(Extracted records)
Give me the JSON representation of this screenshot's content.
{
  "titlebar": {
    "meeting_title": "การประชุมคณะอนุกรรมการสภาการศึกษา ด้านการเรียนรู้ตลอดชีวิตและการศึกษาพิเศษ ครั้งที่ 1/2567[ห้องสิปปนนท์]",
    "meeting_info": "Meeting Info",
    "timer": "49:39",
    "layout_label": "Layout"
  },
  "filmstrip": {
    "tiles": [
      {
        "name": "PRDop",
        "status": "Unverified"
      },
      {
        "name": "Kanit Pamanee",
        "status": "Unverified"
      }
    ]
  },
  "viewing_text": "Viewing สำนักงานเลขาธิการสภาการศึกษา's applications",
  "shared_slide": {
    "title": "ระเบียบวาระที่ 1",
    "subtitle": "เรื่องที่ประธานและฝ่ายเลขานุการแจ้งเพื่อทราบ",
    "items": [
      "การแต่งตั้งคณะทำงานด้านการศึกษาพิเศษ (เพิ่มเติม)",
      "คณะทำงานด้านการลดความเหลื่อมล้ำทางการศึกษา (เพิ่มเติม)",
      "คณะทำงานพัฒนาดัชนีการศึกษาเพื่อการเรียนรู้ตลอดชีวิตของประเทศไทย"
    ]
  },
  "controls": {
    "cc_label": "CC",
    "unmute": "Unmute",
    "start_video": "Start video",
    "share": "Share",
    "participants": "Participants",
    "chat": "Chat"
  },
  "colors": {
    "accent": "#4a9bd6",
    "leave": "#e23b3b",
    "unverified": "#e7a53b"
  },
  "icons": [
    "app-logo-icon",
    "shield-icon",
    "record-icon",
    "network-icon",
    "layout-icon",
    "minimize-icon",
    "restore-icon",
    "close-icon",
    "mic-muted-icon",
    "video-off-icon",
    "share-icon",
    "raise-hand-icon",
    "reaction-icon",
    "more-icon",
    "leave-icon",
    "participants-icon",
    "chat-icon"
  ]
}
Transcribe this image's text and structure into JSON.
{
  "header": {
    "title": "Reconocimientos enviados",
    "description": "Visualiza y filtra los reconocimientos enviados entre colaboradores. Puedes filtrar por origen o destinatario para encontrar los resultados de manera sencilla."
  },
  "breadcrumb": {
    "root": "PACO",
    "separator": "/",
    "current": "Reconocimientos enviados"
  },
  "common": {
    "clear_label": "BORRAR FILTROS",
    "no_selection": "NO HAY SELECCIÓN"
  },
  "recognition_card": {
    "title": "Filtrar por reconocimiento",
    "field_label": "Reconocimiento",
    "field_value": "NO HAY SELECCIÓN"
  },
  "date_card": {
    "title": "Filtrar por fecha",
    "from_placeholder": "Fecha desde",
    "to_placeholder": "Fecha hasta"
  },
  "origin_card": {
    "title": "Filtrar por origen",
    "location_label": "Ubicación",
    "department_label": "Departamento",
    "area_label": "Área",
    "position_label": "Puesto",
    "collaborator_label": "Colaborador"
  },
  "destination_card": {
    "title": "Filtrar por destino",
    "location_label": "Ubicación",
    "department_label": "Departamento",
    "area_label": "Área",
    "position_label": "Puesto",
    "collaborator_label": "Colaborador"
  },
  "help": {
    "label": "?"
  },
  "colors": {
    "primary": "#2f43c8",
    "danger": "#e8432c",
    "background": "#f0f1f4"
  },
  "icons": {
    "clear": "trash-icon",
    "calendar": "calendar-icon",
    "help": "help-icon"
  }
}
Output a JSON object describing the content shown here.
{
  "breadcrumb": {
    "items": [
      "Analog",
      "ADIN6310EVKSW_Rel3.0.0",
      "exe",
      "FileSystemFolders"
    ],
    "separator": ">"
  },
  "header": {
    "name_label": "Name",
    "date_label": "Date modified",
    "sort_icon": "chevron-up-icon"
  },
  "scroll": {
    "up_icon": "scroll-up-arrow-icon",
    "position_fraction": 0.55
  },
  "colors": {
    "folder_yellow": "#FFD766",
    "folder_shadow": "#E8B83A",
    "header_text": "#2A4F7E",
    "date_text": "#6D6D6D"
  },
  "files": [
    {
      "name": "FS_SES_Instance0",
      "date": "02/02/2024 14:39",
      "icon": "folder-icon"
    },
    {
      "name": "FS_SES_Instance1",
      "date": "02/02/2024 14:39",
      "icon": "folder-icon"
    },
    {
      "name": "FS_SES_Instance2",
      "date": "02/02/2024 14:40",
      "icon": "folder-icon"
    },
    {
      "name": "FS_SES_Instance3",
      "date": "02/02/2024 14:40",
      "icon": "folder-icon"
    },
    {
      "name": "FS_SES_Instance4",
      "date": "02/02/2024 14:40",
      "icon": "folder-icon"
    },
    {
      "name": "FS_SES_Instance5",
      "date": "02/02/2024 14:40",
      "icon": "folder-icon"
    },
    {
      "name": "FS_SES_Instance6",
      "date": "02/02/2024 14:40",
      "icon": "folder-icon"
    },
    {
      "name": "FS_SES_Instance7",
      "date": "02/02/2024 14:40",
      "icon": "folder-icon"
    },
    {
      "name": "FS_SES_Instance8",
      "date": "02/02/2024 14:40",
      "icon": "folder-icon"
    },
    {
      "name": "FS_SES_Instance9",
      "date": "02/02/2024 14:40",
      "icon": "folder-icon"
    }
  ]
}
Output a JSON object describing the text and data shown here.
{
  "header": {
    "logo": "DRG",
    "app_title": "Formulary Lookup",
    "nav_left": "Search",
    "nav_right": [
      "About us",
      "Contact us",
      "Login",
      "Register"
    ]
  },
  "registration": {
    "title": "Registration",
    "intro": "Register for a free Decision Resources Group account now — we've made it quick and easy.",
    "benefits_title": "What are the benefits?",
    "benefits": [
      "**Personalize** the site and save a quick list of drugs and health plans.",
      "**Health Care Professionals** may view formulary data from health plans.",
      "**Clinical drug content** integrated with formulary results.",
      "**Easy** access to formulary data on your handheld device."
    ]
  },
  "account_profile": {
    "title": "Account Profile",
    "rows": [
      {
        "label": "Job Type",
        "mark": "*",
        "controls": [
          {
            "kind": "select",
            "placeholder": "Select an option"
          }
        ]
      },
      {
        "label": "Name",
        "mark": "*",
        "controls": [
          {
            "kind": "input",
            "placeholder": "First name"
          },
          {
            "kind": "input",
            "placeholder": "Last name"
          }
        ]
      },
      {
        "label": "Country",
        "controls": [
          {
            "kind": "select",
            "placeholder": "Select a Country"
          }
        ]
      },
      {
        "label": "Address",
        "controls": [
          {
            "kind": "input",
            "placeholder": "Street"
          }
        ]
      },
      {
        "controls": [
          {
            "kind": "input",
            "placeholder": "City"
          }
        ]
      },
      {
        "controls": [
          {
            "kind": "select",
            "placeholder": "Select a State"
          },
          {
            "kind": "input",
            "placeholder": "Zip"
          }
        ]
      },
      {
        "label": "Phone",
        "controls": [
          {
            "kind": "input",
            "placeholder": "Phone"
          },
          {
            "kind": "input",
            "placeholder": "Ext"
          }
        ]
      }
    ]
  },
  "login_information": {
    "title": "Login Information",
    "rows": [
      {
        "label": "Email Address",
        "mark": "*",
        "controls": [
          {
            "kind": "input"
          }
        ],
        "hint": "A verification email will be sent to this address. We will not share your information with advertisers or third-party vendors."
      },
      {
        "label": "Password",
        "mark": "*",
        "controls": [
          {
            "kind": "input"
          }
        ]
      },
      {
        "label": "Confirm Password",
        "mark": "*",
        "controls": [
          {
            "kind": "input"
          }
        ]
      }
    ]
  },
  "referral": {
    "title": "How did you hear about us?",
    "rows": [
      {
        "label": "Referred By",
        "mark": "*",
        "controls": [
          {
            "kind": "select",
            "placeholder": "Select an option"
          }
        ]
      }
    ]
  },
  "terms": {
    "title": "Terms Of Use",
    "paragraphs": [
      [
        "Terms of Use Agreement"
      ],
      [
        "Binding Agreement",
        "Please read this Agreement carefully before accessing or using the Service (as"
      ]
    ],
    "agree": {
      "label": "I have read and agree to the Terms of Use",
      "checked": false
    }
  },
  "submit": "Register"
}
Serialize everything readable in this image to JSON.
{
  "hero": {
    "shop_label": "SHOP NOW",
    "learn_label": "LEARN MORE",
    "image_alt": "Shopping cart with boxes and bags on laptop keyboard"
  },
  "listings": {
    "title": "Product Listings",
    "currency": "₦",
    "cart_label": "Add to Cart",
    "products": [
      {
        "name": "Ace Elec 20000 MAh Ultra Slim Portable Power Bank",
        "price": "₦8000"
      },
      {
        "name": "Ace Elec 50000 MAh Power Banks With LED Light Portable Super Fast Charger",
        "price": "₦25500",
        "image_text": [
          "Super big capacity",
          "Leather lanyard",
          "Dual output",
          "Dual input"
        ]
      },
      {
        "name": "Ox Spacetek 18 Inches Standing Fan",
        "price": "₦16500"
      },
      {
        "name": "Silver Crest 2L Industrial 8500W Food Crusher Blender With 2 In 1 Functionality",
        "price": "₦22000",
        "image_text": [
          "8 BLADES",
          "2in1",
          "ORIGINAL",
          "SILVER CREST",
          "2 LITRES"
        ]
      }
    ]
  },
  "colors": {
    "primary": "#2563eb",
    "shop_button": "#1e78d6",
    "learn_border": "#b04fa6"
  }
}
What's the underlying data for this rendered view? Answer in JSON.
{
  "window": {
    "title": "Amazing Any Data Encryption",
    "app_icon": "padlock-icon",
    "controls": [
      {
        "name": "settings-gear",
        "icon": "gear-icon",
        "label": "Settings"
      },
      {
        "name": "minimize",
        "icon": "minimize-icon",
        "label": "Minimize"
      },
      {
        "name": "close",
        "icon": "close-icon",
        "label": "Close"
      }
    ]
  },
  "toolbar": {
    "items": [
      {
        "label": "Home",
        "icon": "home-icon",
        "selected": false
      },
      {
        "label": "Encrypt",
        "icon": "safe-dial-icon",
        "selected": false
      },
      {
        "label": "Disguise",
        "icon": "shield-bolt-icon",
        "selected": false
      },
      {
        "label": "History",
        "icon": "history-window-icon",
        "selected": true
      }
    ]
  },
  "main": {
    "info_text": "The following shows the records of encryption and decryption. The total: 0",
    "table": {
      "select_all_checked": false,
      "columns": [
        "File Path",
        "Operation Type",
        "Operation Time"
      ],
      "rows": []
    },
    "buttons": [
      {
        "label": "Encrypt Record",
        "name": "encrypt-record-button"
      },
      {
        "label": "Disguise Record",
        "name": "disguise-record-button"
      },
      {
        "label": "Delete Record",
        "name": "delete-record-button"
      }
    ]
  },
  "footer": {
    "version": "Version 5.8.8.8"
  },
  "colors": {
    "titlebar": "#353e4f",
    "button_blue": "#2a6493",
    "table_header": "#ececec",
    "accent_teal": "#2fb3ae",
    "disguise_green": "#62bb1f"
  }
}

Brief: Go through the listing above line by line and say how many lines hold the word "enviados". Reply with that number only.

Solution for this exercise: 3